AVAILABLE DATA:
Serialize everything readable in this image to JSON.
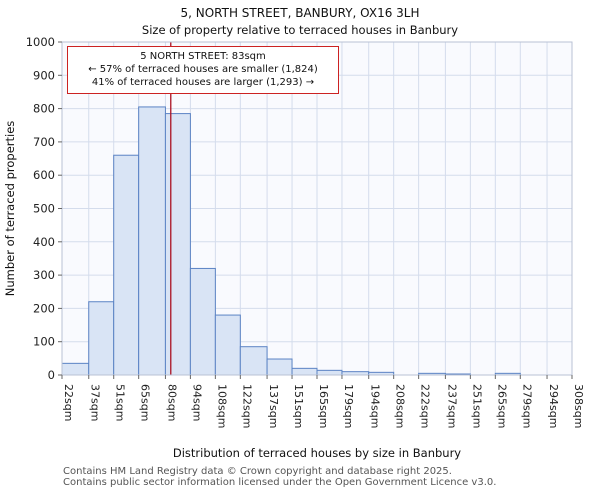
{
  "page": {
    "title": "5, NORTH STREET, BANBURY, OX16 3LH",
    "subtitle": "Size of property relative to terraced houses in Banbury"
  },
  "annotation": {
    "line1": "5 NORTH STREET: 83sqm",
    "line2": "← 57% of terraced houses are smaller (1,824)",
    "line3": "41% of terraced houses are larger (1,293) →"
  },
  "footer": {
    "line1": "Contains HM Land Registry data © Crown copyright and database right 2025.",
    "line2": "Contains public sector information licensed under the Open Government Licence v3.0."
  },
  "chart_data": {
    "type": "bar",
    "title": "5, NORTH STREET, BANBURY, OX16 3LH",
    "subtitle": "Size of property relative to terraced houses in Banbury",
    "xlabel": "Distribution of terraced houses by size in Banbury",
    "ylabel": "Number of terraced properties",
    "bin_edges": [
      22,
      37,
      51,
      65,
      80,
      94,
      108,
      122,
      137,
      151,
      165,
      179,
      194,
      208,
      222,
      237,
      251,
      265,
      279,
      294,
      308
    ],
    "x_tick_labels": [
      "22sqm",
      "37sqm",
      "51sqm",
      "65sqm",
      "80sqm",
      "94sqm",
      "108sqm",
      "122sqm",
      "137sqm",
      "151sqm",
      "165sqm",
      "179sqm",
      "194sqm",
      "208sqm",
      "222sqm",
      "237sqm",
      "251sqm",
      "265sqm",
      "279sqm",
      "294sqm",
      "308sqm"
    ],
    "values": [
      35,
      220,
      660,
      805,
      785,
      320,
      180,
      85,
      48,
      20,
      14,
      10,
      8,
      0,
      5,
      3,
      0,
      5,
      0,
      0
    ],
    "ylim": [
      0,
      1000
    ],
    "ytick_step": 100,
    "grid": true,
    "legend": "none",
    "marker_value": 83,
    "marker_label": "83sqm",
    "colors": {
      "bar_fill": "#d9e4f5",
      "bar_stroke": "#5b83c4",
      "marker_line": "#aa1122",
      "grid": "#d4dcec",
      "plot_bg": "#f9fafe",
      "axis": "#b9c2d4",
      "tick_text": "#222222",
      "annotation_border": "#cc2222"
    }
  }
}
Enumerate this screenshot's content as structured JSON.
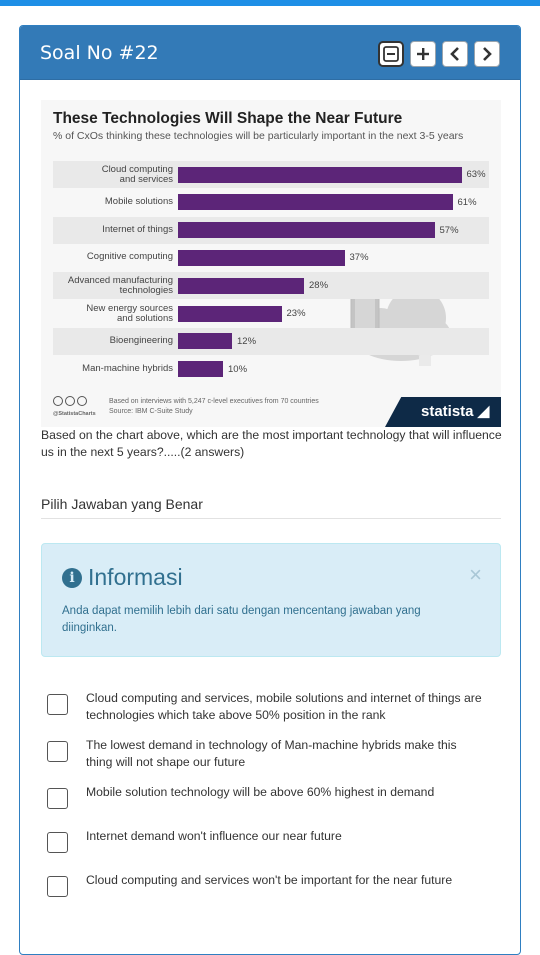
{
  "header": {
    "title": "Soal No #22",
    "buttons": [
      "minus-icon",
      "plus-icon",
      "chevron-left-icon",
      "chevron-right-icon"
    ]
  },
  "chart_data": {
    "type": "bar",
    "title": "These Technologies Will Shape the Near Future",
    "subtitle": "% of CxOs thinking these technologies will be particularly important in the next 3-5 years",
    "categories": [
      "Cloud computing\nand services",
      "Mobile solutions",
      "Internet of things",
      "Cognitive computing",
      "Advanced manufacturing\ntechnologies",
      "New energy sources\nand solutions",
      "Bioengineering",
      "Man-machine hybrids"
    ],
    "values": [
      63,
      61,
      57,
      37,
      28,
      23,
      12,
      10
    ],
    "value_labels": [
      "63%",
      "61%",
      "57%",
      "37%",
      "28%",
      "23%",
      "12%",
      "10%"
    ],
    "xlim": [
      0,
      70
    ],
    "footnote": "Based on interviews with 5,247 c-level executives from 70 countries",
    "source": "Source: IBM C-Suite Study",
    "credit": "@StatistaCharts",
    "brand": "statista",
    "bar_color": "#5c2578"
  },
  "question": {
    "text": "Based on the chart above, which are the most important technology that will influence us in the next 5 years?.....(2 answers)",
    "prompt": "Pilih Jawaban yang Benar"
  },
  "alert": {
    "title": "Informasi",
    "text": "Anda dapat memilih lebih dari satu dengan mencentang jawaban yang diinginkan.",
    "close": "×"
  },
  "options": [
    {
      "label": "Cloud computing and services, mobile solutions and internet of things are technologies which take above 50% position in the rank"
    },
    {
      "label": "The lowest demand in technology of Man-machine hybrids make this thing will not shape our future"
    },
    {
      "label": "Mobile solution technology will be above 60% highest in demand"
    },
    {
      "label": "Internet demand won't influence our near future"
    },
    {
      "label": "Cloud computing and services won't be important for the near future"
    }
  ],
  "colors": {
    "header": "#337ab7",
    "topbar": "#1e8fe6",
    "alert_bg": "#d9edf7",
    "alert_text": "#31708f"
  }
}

WHAT TO DO: Show each line holding the word "icon".

WORKED ANSWER:
      "minus-icon",
      "plus-icon",
      "chevron-left-icon",
      "chevron-right-icon"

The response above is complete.